# Data shown:
··········

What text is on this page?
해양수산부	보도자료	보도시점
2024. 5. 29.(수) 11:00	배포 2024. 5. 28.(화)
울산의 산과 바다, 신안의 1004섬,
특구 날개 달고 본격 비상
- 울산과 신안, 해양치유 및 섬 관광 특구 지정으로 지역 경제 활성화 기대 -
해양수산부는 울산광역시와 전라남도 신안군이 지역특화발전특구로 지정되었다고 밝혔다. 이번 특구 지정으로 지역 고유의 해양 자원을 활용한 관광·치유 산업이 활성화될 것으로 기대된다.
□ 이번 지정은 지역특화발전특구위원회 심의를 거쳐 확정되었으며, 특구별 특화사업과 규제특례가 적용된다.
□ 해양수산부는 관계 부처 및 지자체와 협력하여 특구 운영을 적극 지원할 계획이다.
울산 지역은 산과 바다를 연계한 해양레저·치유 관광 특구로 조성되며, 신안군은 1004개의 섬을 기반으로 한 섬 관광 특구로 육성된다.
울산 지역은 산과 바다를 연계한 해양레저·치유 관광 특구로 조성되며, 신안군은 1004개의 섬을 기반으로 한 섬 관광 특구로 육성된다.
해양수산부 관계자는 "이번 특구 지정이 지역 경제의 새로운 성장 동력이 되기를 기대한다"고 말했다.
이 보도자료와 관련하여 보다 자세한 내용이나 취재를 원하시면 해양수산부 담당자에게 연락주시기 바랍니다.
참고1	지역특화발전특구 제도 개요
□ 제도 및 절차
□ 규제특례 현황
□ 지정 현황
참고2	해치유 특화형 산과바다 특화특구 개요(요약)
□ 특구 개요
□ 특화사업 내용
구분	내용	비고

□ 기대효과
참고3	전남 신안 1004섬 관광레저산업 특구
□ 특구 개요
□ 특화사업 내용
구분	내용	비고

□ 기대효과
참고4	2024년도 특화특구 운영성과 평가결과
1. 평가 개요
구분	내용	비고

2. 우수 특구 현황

··········

# Task description:
Every record shown above should be written out again exactly.

# Output for this task:
What text is on this page?
해양수산부	보도자료	보도시점
2024. 5. 29.(수) 11:00	배포 2024. 5. 28.(화)
울산의 산과 바다, 신안의 1004섬,
특구 날개 달고 본격 비상
- 울산과 신안, 해양치유 및 섬 관광 특구 지정으로 지역 경제 활성화 기대 -
해양수산부는 울산광역시와 전라남도 신안군이 지역특화발전특구로 지정되었다고 밝혔다. 이번 특구 지정으로 지역 고유의 해양 자원을 활용한 관광·치유 산업이 활성화될 것으로 기대된다.
□ 이번 지정은 지역특화발전특구위원회 심의를 거쳐 확정되었으며, 특구별 특화사업과 규제특례가 적용된다.
□ 해양수산부는 관계 부처 및 지자체와 협력하여 특구 운영을 적극 지원할 계획이다.
울산 지역은 산과 바다를 연계한 해양레저·치유 관광 특구로 조성되며, 신안군은 1004개의 섬을 기반으로 한 섬 관광 특구로 육성된다.
울산 지역은 산과 바다를 연계한 해양레저·치유 관광 특구로 조성되며, 신안군은 1004개의 섬을 기반으로 한 섬 관광 특구로 육성된다.
해양수산부 관계자는 "이번 특구 지정이 지역 경제의 새로운 성장 동력이 되기를 기대한다"고 말했다.
이 보도자료와 관련하여 보다 자세한 내용이나 취재를 원하시면 해양수산부 담당자에게 연락주시기 바랍니다.
참고1	지역특화발전특구 제도 개요
□ 제도 및 절차
□ 규제특례 현황
□ 지정 현황
참고2	해치유 특화형 산과바다 특화특구 개요(요약)
□ 특구 개요
□ 특화사업 내용
구분	내용	비고

□ 기대효과
참고3	전남 신안 1004섬 관광레저산업 특구
□ 특구 개요
□ 특화사업 내용
구분	내용	비고

□ 기대효과
참고4	2024년도 특화특구 운영성과 평가결과
1. 평가 개요
구분	내용	비고

2. 우수 특구 현황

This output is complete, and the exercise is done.